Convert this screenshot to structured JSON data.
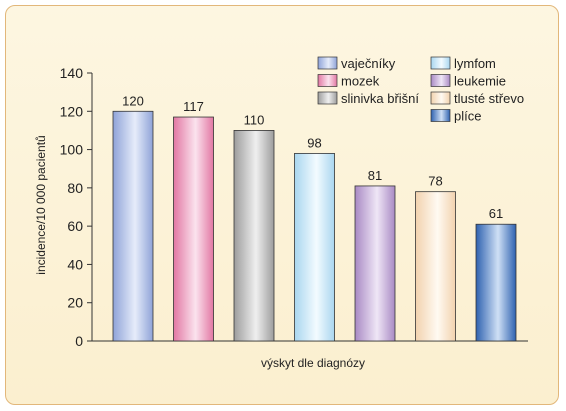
{
  "chart_data": {
    "type": "bar",
    "title": "",
    "xlabel": "výskyt dle diagnózy",
    "ylabel": "incidence/10 000 pacientů",
    "ylim": [
      0,
      140
    ],
    "yticks": [
      0,
      20,
      40,
      60,
      80,
      100,
      120,
      140
    ],
    "grid": false,
    "legend_position": "top-right",
    "categories": [
      "vaječníky",
      "mozek",
      "slinivka břišní",
      "lymfom",
      "leukemie",
      "tlusté střevo",
      "plíce"
    ],
    "values": [
      120,
      117,
      110,
      98,
      81,
      78,
      61
    ],
    "data_labels": [
      "120",
      "117",
      "110",
      "98",
      "81",
      "78",
      "61"
    ],
    "colors": {
      "vaječníky": [
        "#8fa3d8",
        "#e6ecfa"
      ],
      "mozek": [
        "#e277a3",
        "#fbe3ee"
      ],
      "slinivka břišní": [
        "#9d9d9d",
        "#efefef"
      ],
      "lymfom": [
        "#a9d6ef",
        "#f3fbff"
      ],
      "leukemie": [
        "#a98ac4",
        "#efe6f6"
      ],
      "tlusté střevo": [
        "#f2d2ae",
        "#fffaf2"
      ],
      "plíce": [
        "#2f62b0",
        "#cfe0f5"
      ]
    }
  }
}
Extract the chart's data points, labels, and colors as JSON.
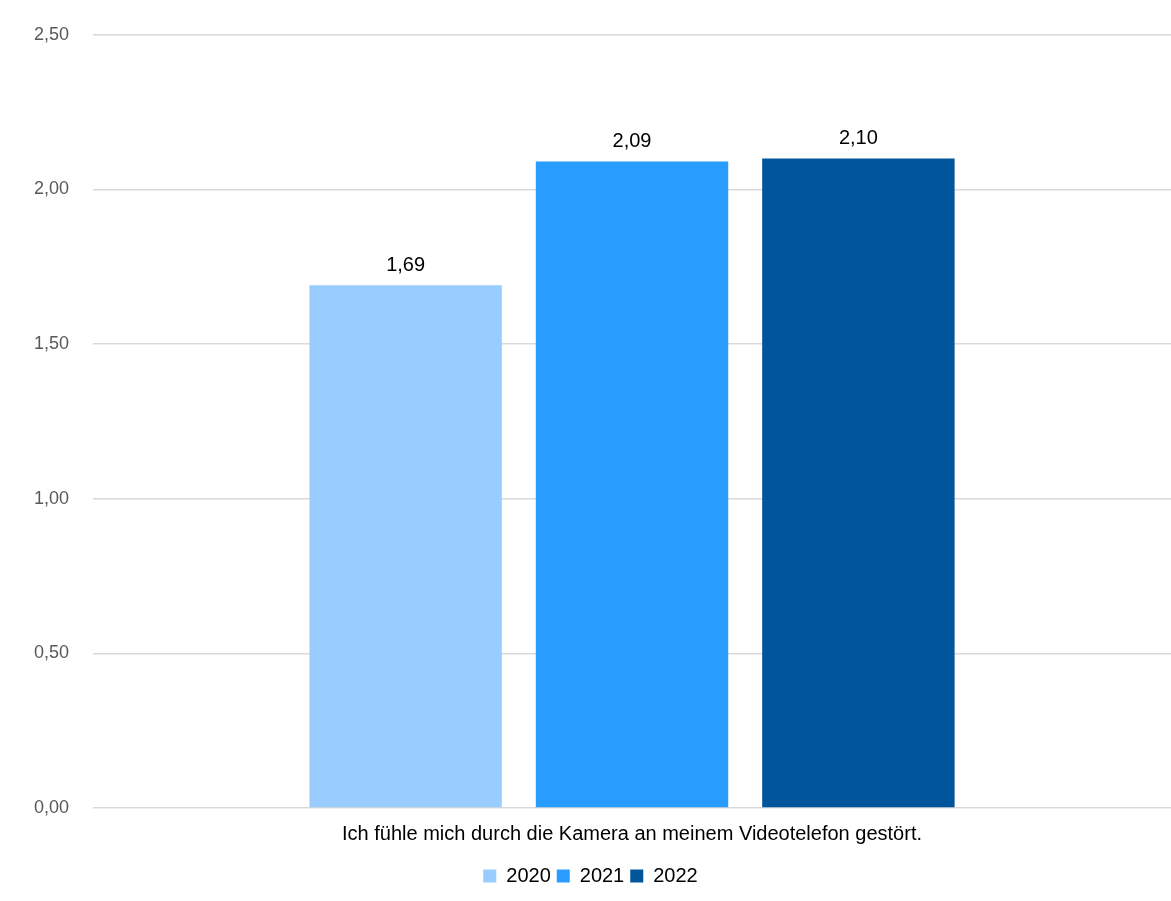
{
  "chart_data": {
    "type": "bar",
    "categories": [
      "Ich fühle mich durch die Kamera an meinem Videotelefon gestört."
    ],
    "series": [
      {
        "name": "2020",
        "color": "#99cdff",
        "values": [
          1.69
        ],
        "value_labels": [
          "1,69"
        ]
      },
      {
        "name": "2021",
        "color": "#299dff",
        "values": [
          2.09
        ],
        "value_labels": [
          "2,09"
        ]
      },
      {
        "name": "2022",
        "color": "#00559b",
        "values": [
          2.1
        ],
        "value_labels": [
          "2,10"
        ]
      }
    ],
    "ylim": [
      0,
      2.5
    ],
    "yticks": [
      {
        "value": 0,
        "label": "0,00"
      },
      {
        "value": 0.5,
        "label": "0,50"
      },
      {
        "value": 1,
        "label": "1,00"
      },
      {
        "value": 1.5,
        "label": "1,50"
      },
      {
        "value": 2,
        "label": "2,00"
      },
      {
        "value": 2.5,
        "label": "2,50"
      }
    ],
    "grid": "y",
    "legend": "bottom"
  }
}
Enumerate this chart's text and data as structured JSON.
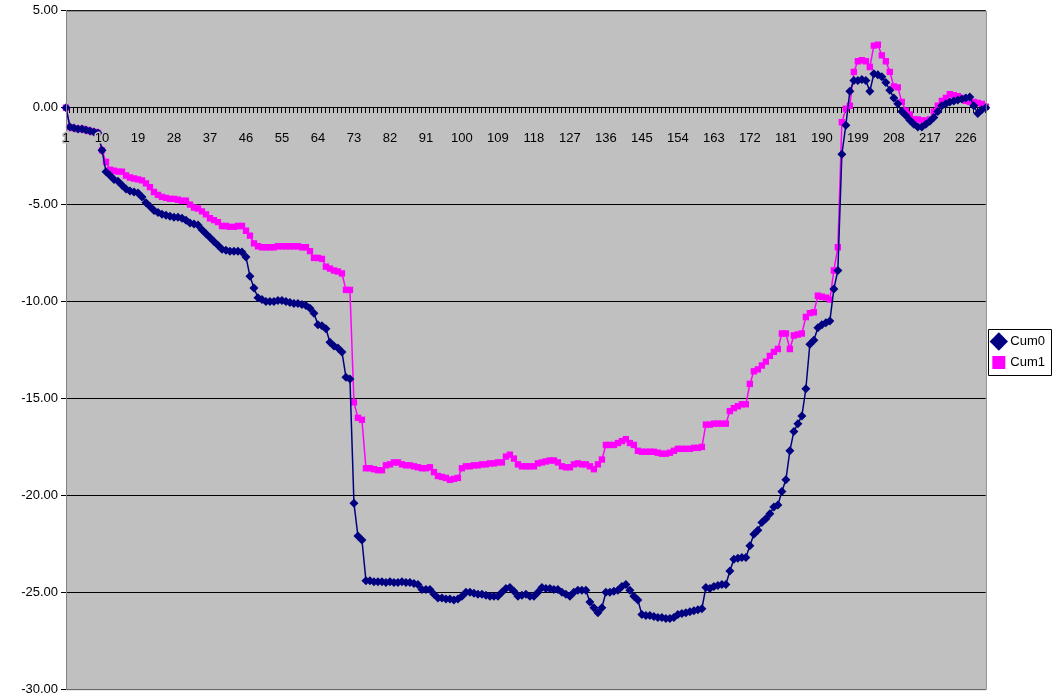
{
  "chart_data": {
    "type": "line",
    "categories": [
      "1",
      null,
      null,
      null,
      null,
      null,
      null,
      null,
      null,
      "10",
      null,
      null,
      null,
      null,
      null,
      null,
      null,
      null,
      "19",
      null,
      null,
      null,
      null,
      null,
      null,
      null,
      null,
      "28",
      null,
      null,
      null,
      null,
      null,
      null,
      null,
      null,
      "37",
      null,
      null,
      null,
      null,
      null,
      null,
      null,
      null,
      "46",
      null,
      null,
      null,
      null,
      null,
      null,
      null,
      null,
      "55",
      null,
      null,
      null,
      null,
      null,
      null,
      null,
      null,
      "64",
      null,
      null,
      null,
      null,
      null,
      null,
      null,
      null,
      "73",
      null,
      null,
      null,
      null,
      null,
      null,
      null,
      null,
      "82",
      null,
      null,
      null,
      null,
      null,
      null,
      null,
      null,
      "91",
      null,
      null,
      null,
      null,
      null,
      null,
      null,
      null,
      "100",
      null,
      null,
      null,
      null,
      null,
      null,
      null,
      null,
      "109",
      null,
      null,
      null,
      null,
      null,
      null,
      null,
      null,
      "118",
      null,
      null,
      null,
      null,
      null,
      null,
      null,
      null,
      "127",
      null,
      null,
      null,
      null,
      null,
      null,
      null,
      null,
      "136",
      null,
      null,
      null,
      null,
      null,
      null,
      null,
      null,
      "145",
      null,
      null,
      null,
      null,
      null,
      null,
      null,
      null,
      "154",
      null,
      null,
      null,
      null,
      null,
      null,
      null,
      null,
      "163",
      null,
      null,
      null,
      null,
      null,
      null,
      null,
      null,
      "172",
      null,
      null,
      null,
      null,
      null,
      null,
      null,
      null,
      "181",
      null,
      null,
      null,
      null,
      null,
      null,
      null,
      null,
      "190",
      null,
      null,
      null,
      null,
      null,
      null,
      null,
      null,
      "199",
      null,
      null,
      null,
      null,
      null,
      null,
      null,
      null,
      "208",
      null,
      null,
      null,
      null,
      null,
      null,
      null,
      null,
      "217",
      null,
      null,
      null,
      null,
      null,
      null,
      null,
      null,
      "226",
      null,
      null,
      null,
      null,
      null
    ],
    "series": [
      {
        "name": "Cum0",
        "color": "#000080",
        "marker": "diamond",
        "values": [
          0,
          -1.0,
          -1.05,
          -1.1,
          -1.1,
          -1.15,
          -1.2,
          -1.25,
          -1.3,
          -2.2,
          -3.3,
          -3.5,
          -3.7,
          -3.8,
          -4.0,
          -4.2,
          -4.3,
          -4.35,
          -4.4,
          -4.6,
          -4.9,
          -5.1,
          -5.3,
          -5.4,
          -5.5,
          -5.55,
          -5.6,
          -5.65,
          -5.65,
          -5.7,
          -5.8,
          -5.95,
          -6.0,
          -6.05,
          -6.3,
          -6.5,
          -6.7,
          -6.9,
          -7.1,
          -7.3,
          -7.35,
          -7.4,
          -7.4,
          -7.4,
          -7.45,
          -7.7,
          -8.7,
          -9.3,
          -9.8,
          -9.9,
          -10.0,
          -10.0,
          -10.0,
          -9.95,
          -9.95,
          -10.0,
          -10.05,
          -10.1,
          -10.1,
          -10.15,
          -10.2,
          -10.35,
          -10.6,
          -11.2,
          -11.25,
          -11.4,
          -12.1,
          -12.3,
          -12.4,
          -12.6,
          -13.9,
          -14.0,
          -20.4,
          -22.1,
          -22.3,
          -24.4,
          -24.4,
          -24.45,
          -24.45,
          -24.45,
          -24.5,
          -24.45,
          -24.5,
          -24.5,
          -24.45,
          -24.5,
          -24.5,
          -24.55,
          -24.6,
          -24.85,
          -24.85,
          -24.85,
          -25.1,
          -25.3,
          -25.3,
          -25.35,
          -25.35,
          -25.4,
          -25.35,
          -25.2,
          -25.0,
          -25.0,
          -25.05,
          -25.1,
          -25.1,
          -25.15,
          -25.2,
          -25.2,
          -25.2,
          -25.0,
          -24.8,
          -24.75,
          -24.95,
          -25.2,
          -25.15,
          -25.1,
          -25.2,
          -25.2,
          -25.0,
          -24.75,
          -24.8,
          -24.8,
          -24.85,
          -24.85,
          -25.0,
          -25.1,
          -25.2,
          -25.0,
          -24.9,
          -24.9,
          -24.9,
          -25.5,
          -25.8,
          -26.05,
          -25.8,
          -25.0,
          -25.0,
          -24.95,
          -24.9,
          -24.7,
          -24.6,
          -24.9,
          -25.2,
          -25.4,
          -26.15,
          -26.2,
          -26.2,
          -26.25,
          -26.3,
          -26.3,
          -26.35,
          -26.35,
          -26.3,
          -26.15,
          -26.1,
          -26.05,
          -26.0,
          -25.95,
          -25.9,
          -25.85,
          -24.75,
          -24.8,
          -24.7,
          -24.65,
          -24.6,
          -24.6,
          -23.9,
          -23.3,
          -23.25,
          -23.2,
          -23.2,
          -22.6,
          -22.0,
          -21.8,
          -21.4,
          -21.2,
          -20.95,
          -20.6,
          -20.5,
          -19.8,
          -19.2,
          -17.7,
          -16.7,
          -16.3,
          -15.9,
          -14.5,
          -12.2,
          -12.0,
          -11.35,
          -11.2,
          -11.1,
          -11.0,
          -9.35,
          -8.4,
          -2.4,
          -0.9,
          0.85,
          1.4,
          1.4,
          1.45,
          1.4,
          0.85,
          1.75,
          1.7,
          1.6,
          1.3,
          0.9,
          0.5,
          0.2,
          -0.2,
          -0.4,
          -0.65,
          -0.85,
          -1.0,
          -1.0,
          -0.85,
          -0.7,
          -0.5,
          -0.2,
          0.1,
          0.2,
          0.3,
          0.35,
          0.4,
          0.45,
          0.5,
          0.55,
          0.1,
          -0.3,
          -0.1,
          0.0
        ]
      },
      {
        "name": "Cum1",
        "color": "#ff00ff",
        "marker": "square",
        "values": [
          0,
          -1.0,
          -1.05,
          -1.1,
          -1.1,
          -1.15,
          -1.2,
          -1.25,
          -1.3,
          -2.2,
          -2.8,
          -3.2,
          -3.25,
          -3.3,
          -3.3,
          -3.5,
          -3.6,
          -3.65,
          -3.7,
          -3.75,
          -3.9,
          -4.1,
          -4.35,
          -4.5,
          -4.6,
          -4.65,
          -4.7,
          -4.7,
          -4.75,
          -4.8,
          -4.8,
          -5.0,
          -5.15,
          -5.2,
          -5.35,
          -5.5,
          -5.7,
          -5.8,
          -5.9,
          -6.1,
          -6.1,
          -6.15,
          -6.15,
          -6.1,
          -6.1,
          -6.35,
          -6.6,
          -7.0,
          -7.15,
          -7.2,
          -7.2,
          -7.2,
          -7.2,
          -7.15,
          -7.15,
          -7.15,
          -7.15,
          -7.15,
          -7.15,
          -7.2,
          -7.2,
          -7.4,
          -7.75,
          -7.75,
          -7.8,
          -8.2,
          -8.3,
          -8.4,
          -8.45,
          -8.55,
          -9.4,
          -9.4,
          -15.2,
          -16.0,
          -16.1,
          -18.6,
          -18.6,
          -18.65,
          -18.7,
          -18.7,
          -18.45,
          -18.4,
          -18.3,
          -18.3,
          -18.4,
          -18.45,
          -18.45,
          -18.5,
          -18.55,
          -18.6,
          -18.6,
          -18.55,
          -18.8,
          -19.0,
          -19.05,
          -19.1,
          -19.2,
          -19.15,
          -19.1,
          -18.6,
          -18.5,
          -18.5,
          -18.45,
          -18.45,
          -18.4,
          -18.4,
          -18.35,
          -18.35,
          -18.3,
          -18.3,
          -18.0,
          -17.9,
          -18.1,
          -18.4,
          -18.5,
          -18.5,
          -18.5,
          -18.5,
          -18.35,
          -18.3,
          -18.25,
          -18.2,
          -18.2,
          -18.3,
          -18.5,
          -18.55,
          -18.55,
          -18.4,
          -18.35,
          -18.4,
          -18.4,
          -18.5,
          -18.65,
          -18.4,
          -18.15,
          -17.4,
          -17.4,
          -17.4,
          -17.3,
          -17.2,
          -17.1,
          -17.3,
          -17.4,
          -17.7,
          -17.75,
          -17.75,
          -17.75,
          -17.75,
          -17.8,
          -17.85,
          -17.85,
          -17.8,
          -17.7,
          -17.6,
          -17.6,
          -17.6,
          -17.6,
          -17.55,
          -17.55,
          -17.5,
          -16.35,
          -16.35,
          -16.3,
          -16.3,
          -16.3,
          -16.3,
          -15.65,
          -15.5,
          -15.4,
          -15.3,
          -15.3,
          -14.25,
          -13.6,
          -13.5,
          -13.3,
          -13.1,
          -12.8,
          -12.6,
          -12.45,
          -11.65,
          -11.65,
          -12.45,
          -11.75,
          -11.7,
          -11.65,
          -10.8,
          -10.6,
          -10.55,
          -9.7,
          -9.75,
          -9.8,
          -9.9,
          -8.4,
          -7.2,
          -0.75,
          -0.05,
          0.1,
          1.85,
          2.4,
          2.45,
          2.4,
          2.1,
          3.2,
          3.25,
          2.7,
          2.4,
          1.85,
          1.1,
          1.05,
          0.3,
          -0.15,
          -0.35,
          -0.6,
          -0.6,
          -0.65,
          -0.65,
          -0.6,
          -0.2,
          0.1,
          0.35,
          0.5,
          0.7,
          0.65,
          0.6,
          0.5,
          0.35,
          0.3,
          0.3,
          0.25,
          0.2,
          0.05
        ]
      }
    ],
    "ylim": [
      -30,
      5
    ],
    "yticks": [
      {
        "value": -30,
        "label": "-30.00"
      },
      {
        "value": -25,
        "label": "-25.00"
      },
      {
        "value": -20,
        "label": "-20.00"
      },
      {
        "value": -15,
        "label": "-15.00"
      },
      {
        "value": -10,
        "label": "-10.00"
      },
      {
        "value": -5,
        "label": "-5.00"
      },
      {
        "value": 0,
        "label": "0.00"
      },
      {
        "value": 5,
        "label": "5.00"
      }
    ],
    "grid": "y",
    "legend": "right",
    "line_style": "solid"
  }
}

What the task asks -> In the material above, how many lines hold the word "right"? Say only the number.

Problem solution -> 2